→ Given request:
Go through the listing and set it down exactly, leaving out its pictures.
· · · ·
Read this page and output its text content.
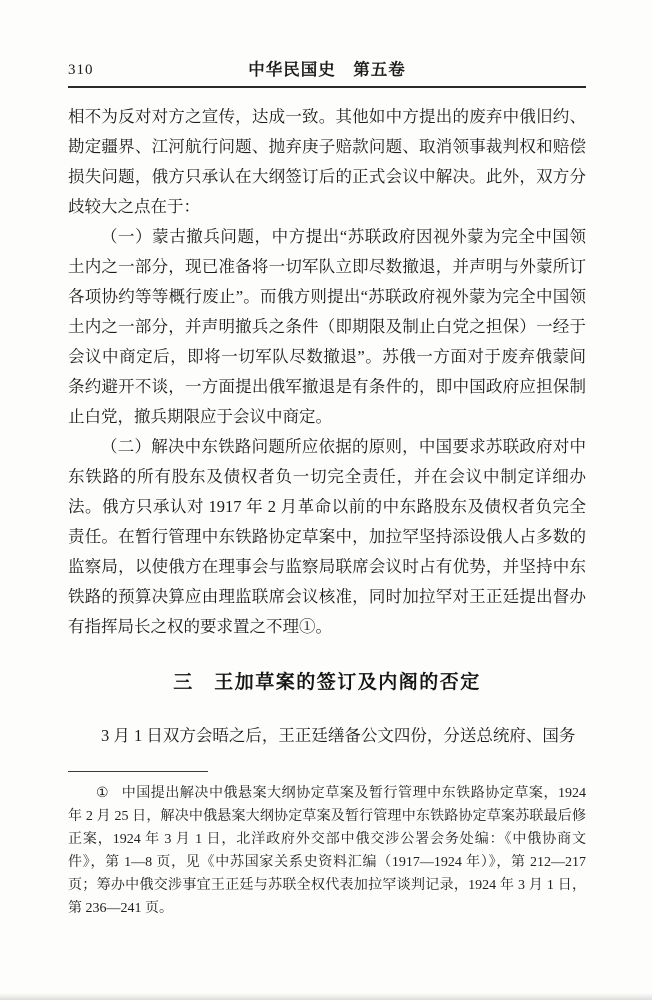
310	中华民国史　第五卷

相不为反对对方之宣传，达成一致。其他如中方提出的废弃中俄旧约、勘定疆界、江河航行问题、抛弃庚子赔款问题、取消领事裁判权和赔偿损失问题，俄方只承认在大纲签订后的正式会议中解决。此外，双方分歧较大之点在于：

（一）蒙古撤兵问题，中方提出“苏联政府因视外蒙为完全中国领土内之一部分，现已准备将一切军队立即尽数撤退，并声明与外蒙所订各项协约等等概行废止”。而俄方则提出“苏联政府视外蒙为完全中国领土内之一部分，并声明撤兵之条件（即期限及制止白党之担保）一经于会议中商定后，即将一切军队尽数撤退”。苏俄一方面对于废弃俄蒙间条约避开不谈，一方面提出俄军撤退是有条件的，即中国政府应担保制止白党，撤兵期限应于会议中商定。

（二）解决中东铁路问题所应依据的原则，中国要求苏联政府对中东铁路的所有股东及债权者负一切完全责任，并在会议中制定详细办法。俄方只承认对 1917 年 2 月革命以前的中东路股东及债权者负完全责任。在暂行管理中东铁路协定草案中，加拉罕坚持添设俄人占多数的监察局，以使俄方在理事会与监察局联席会议时占有优势，并坚持中东铁路的预算决算应由理监联席会议核准，同时加拉罕对王正廷提出督办有指挥局长之权的要求置之不理①。

三　王加草案的签订及内阁的否定

3 月 1 日双方会晤之后，王正廷缮备公文四份，分送总统府、国务

① 中国提出解决中俄悬案大纲协定草案及暂行管理中东铁路协定草案，1924 年 2 月 25 日，解决中俄悬案大纲协定草案及暂行管理中东铁路协定草案苏联最后修正案，1924 年 3 月 1 日，北洋政府外交部中俄交涉公署会务处编：《中俄协商文件》，第 1—8 页，见《中苏国家关系史资料汇编（1917—1924 年）》，第 212—217 页；筹办中俄交涉事宜王正廷与苏联全权代表加拉罕谈判记录，1924 年 3 月 1 日，第 236—241 页。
· · · ·
→ Result:
Read this page and output its text content.
310	中华民国史　第五卷

相不为反对对方之宣传，达成一致。其他如中方提出的废弃中俄旧约、勘定疆界、江河航行问题、抛弃庚子赔款问题、取消领事裁判权和赔偿损失问题，俄方只承认在大纲签订后的正式会议中解决。此外，双方分歧较大之点在于：

（一）蒙古撤兵问题，中方提出“苏联政府因视外蒙为完全中国领土内之一部分，现已准备将一切军队立即尽数撤退，并声明与外蒙所订各项协约等等概行废止”。而俄方则提出“苏联政府视外蒙为完全中国领土内之一部分，并声明撤兵之条件（即期限及制止白党之担保）一经于会议中商定后，即将一切军队尽数撤退”。苏俄一方面对于废弃俄蒙间条约避开不谈，一方面提出俄军撤退是有条件的，即中国政府应担保制止白党，撤兵期限应于会议中商定。

（二）解决中东铁路问题所应依据的原则，中国要求苏联政府对中东铁路的所有股东及债权者负一切完全责任，并在会议中制定详细办法。俄方只承认对 1917 年 2 月革命以前的中东路股东及债权者负完全责任。在暂行管理中东铁路协定草案中，加拉罕坚持添设俄人占多数的监察局，以使俄方在理事会与监察局联席会议时占有优势，并坚持中东铁路的预算决算应由理监联席会议核准，同时加拉罕对王正廷提出督办有指挥局长之权的要求置之不理①。

三　王加草案的签订及内阁的否定

3 月 1 日双方会晤之后，王正廷缮备公文四份，分送总统府、国务

① 中国提出解决中俄悬案大纲协定草案及暂行管理中东铁路协定草案，1924 年 2 月 25 日，解决中俄悬案大纲协定草案及暂行管理中东铁路协定草案苏联最后修正案，1924 年 3 月 1 日，北洋政府外交部中俄交涉公署会务处编：《中俄协商文件》，第 1—8 页，见《中苏国家关系史资料汇编（1917—1924 年）》，第 212—217 页；筹办中俄交涉事宜王正廷与苏联全权代表加拉罕谈判记录，1924 年 3 月 1 日，第 236—241 页。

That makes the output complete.